- _Assignment_
Each line of the material that mentions the word "tahun" is to be copied.

- _Records for the task_
[Start of section]

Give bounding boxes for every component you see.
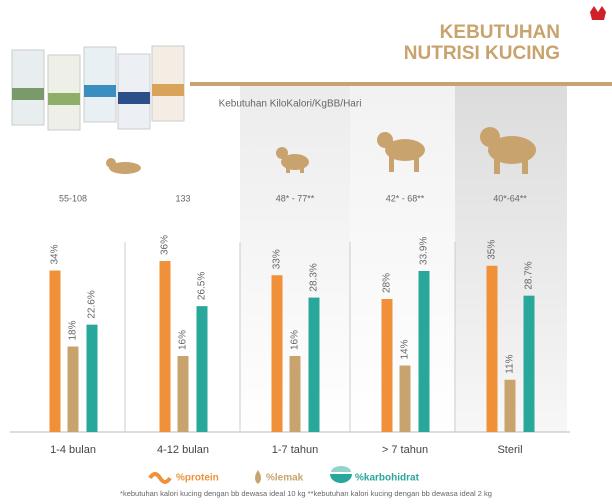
value-label: 26.5% [197,272,208,300]
x-tick-label: 4-12 bulan [157,444,209,456]
bar [524,296,535,432]
calorie-label: 48* - 77** [276,193,315,203]
bar [87,325,98,432]
bar [400,366,411,433]
bar [419,271,430,432]
value-label: 28% [382,273,393,293]
title: NUTRISI KUCING [404,43,560,64]
value-label: 16% [178,330,189,350]
bar [382,299,393,432]
value-label: 11% [505,354,516,373]
bar [160,261,171,432]
logo [590,6,606,20]
value-label: 28.7% [524,261,535,289]
x-tick-label: 1-7 tahun [272,444,318,456]
value-label: 35% [487,240,498,260]
subtitle: Kebutuhan KiloKalori/KgBB/Hari [219,99,362,110]
bar [487,266,498,432]
bar [197,306,208,432]
value-label: 28.3% [309,263,320,291]
x-tick-label: > 7 tahun [382,444,428,456]
x-tick-label: 1-4 bulan [50,444,96,456]
calorie-label: 55-108 [59,193,87,203]
value-label: 18% [68,320,79,340]
calorie-label: 133 [175,193,190,203]
legend-label: %karbohidrat [355,473,420,484]
value-label: 22.6% [87,290,98,318]
bar [272,275,283,432]
value-label: 36% [160,235,171,255]
bar [50,271,61,433]
bar [505,380,516,432]
x-tick-label: Steril [497,444,522,456]
bar [309,298,320,432]
footnote: *kebutuhan kalori kucing dengan bb dewas… [120,489,492,498]
value-label: 14% [400,339,411,359]
title: KEBUTUHAN [440,22,560,43]
value-label: 33% [272,249,283,269]
value-label: 16% [290,330,301,350]
calorie-label: 42* - 68** [386,193,425,203]
bar [178,356,189,432]
legend-label: %protein [176,473,219,484]
bar [290,356,301,432]
infographic: KEBUTUHAN NUTRISI KUCING Kebutuhan KiloK… [0,0,612,504]
value-label: 34% [50,244,61,264]
legend-label: %lemak [266,473,304,484]
value-label: 33.9% [419,237,430,265]
calorie-label: 40*-64** [493,193,527,203]
bar [68,347,79,433]
packages [12,46,184,130]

[End of section]

- _Finished exercise_
x-tick-label: 1-7 tahun [272,444,318,456]
x-tick-label: > 7 tahun [382,444,428,456]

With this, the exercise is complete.